--- EXERCISE INPUTS ---

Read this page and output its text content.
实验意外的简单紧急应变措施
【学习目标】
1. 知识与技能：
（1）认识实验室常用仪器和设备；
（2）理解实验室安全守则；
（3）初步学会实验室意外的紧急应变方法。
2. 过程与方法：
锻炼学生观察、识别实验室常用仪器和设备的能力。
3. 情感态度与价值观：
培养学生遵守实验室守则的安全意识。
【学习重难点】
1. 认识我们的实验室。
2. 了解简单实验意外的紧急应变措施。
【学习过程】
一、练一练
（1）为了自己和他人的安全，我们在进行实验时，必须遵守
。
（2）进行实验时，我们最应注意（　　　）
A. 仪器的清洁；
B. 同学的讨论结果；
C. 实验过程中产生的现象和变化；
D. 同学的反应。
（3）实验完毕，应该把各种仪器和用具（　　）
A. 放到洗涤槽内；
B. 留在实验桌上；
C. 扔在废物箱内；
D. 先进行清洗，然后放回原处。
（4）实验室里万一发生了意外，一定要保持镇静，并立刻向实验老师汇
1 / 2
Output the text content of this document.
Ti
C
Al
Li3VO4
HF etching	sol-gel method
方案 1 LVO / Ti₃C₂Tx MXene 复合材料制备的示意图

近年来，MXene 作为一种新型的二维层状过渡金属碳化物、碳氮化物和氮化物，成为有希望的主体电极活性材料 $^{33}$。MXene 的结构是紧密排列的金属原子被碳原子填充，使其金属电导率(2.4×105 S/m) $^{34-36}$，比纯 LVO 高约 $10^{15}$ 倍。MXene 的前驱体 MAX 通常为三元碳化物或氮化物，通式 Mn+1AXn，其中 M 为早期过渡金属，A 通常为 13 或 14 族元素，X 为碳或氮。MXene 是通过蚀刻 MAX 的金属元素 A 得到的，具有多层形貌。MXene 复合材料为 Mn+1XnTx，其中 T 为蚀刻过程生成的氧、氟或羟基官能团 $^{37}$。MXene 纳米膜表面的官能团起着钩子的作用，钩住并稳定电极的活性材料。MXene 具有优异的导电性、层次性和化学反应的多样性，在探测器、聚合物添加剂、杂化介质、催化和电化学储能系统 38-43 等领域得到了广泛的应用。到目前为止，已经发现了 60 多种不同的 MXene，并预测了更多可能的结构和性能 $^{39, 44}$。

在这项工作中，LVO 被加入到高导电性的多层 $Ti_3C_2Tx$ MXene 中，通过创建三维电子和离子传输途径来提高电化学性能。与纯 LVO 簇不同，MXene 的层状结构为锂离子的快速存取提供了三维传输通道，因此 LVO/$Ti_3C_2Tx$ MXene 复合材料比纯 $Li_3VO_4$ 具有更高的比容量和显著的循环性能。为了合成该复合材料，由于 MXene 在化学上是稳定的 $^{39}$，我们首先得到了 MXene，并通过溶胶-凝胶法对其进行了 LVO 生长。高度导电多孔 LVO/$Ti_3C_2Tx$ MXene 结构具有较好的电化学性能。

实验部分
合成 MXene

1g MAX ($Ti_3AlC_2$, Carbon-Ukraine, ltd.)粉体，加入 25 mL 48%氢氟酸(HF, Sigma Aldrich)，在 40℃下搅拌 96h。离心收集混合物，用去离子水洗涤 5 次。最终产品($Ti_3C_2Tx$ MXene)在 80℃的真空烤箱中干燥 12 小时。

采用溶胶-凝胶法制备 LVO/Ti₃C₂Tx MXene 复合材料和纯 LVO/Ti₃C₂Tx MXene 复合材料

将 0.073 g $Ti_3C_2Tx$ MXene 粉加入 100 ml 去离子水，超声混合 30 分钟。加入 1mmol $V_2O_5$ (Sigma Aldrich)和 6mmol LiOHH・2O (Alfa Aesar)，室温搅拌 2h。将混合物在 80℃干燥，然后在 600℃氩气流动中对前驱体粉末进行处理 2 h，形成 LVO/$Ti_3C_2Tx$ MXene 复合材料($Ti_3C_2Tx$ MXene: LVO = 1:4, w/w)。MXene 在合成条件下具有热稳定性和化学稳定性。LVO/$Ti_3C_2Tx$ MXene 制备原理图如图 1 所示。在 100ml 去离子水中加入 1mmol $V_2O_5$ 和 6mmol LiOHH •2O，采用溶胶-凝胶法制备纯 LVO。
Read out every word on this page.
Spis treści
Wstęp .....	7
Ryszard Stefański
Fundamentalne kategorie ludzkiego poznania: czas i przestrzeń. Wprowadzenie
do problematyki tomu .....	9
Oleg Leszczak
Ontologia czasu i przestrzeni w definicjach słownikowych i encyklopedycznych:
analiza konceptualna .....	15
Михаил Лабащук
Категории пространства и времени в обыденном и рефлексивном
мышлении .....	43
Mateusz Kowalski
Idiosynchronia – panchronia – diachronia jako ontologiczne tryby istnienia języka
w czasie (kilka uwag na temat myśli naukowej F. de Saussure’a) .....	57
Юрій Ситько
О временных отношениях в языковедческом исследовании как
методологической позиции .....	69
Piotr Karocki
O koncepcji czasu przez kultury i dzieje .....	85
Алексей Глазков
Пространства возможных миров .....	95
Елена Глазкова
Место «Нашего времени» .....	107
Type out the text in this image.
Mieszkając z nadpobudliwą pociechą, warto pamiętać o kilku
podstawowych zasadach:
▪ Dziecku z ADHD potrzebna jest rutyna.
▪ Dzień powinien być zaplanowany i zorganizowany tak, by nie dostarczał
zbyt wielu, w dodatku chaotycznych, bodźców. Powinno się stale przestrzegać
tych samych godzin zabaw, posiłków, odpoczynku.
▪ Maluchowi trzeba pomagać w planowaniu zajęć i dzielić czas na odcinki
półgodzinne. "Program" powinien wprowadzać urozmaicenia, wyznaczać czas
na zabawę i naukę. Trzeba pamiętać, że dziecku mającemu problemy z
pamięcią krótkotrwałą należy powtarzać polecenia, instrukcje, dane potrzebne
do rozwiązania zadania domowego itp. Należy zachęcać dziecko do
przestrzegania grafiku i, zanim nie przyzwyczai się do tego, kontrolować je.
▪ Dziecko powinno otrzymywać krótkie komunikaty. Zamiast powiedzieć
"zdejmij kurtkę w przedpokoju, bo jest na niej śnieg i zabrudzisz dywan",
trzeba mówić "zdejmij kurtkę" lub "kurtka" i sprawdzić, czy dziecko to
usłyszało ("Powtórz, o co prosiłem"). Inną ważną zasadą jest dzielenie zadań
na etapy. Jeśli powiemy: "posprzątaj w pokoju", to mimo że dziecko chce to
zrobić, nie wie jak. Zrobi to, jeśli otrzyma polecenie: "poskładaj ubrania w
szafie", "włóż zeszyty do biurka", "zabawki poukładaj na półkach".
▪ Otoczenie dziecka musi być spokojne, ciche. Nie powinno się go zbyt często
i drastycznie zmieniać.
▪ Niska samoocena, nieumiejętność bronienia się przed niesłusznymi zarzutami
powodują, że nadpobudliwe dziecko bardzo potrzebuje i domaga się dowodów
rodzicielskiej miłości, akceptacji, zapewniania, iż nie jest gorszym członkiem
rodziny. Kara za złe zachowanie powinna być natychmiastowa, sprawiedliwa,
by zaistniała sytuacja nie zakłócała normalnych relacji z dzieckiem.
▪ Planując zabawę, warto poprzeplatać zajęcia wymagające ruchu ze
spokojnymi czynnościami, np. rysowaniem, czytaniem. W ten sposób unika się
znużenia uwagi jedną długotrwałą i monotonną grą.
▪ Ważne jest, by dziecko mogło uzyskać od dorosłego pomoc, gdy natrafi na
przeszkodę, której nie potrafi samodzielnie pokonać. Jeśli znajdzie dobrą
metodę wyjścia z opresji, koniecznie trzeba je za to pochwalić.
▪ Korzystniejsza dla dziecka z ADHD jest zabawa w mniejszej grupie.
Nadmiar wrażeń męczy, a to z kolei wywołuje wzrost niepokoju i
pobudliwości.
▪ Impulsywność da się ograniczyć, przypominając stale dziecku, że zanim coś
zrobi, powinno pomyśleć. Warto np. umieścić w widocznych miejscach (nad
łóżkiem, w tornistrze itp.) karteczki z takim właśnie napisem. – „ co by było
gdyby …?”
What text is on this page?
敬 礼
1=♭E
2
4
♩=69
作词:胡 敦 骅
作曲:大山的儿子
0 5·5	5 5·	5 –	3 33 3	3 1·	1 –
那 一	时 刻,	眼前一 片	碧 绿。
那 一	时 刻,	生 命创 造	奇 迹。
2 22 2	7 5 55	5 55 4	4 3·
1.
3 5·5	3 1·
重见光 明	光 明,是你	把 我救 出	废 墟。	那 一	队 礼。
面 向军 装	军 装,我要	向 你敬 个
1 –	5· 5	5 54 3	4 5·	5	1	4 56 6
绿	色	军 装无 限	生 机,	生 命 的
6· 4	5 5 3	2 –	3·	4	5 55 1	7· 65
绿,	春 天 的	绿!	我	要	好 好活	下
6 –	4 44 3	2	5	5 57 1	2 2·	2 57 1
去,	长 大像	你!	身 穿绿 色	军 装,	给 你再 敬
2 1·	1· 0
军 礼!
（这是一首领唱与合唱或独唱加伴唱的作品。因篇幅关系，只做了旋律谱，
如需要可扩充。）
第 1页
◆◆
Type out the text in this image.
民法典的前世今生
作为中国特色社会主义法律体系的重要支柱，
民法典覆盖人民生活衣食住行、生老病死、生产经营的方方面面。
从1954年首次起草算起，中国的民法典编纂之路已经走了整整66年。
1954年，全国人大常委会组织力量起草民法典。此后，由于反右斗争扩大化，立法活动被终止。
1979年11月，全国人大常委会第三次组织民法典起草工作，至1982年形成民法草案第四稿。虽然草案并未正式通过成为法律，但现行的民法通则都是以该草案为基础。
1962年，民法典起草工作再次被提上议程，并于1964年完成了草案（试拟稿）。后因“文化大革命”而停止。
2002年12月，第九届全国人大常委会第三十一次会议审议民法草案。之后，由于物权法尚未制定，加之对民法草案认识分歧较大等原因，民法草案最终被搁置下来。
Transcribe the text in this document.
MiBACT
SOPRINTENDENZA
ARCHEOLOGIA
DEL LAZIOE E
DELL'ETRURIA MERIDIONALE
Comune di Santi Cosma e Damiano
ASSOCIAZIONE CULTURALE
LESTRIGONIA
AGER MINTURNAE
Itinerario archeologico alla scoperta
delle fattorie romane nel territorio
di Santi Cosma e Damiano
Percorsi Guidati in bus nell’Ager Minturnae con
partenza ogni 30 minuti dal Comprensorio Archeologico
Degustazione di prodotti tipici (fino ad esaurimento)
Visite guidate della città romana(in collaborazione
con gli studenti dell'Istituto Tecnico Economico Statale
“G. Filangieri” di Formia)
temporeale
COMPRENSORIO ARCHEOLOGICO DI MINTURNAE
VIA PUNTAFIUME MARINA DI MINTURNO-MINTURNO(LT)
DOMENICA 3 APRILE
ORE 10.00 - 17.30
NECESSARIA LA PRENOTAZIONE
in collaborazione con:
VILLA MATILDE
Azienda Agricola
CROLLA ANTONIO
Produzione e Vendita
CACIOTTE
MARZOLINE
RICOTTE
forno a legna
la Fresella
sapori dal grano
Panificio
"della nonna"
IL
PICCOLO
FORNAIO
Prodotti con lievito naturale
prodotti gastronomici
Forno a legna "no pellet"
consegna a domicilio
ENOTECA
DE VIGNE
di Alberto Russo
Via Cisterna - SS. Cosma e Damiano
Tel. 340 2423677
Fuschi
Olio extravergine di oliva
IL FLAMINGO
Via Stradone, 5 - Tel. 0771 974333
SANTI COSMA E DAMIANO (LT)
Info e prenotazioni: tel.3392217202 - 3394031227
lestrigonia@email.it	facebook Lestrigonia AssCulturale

---

[WHAT THE TASK REQUIRES] Gather each line from the entries above that includes the word "pamiętać".

[CORRECT RESULT]
Mieszkając z nadpobudliwą pociechą, warto pamiętać o kilku
na zabawę i naukę. Trzeba pamiętać, że dziecku mającemu problemy z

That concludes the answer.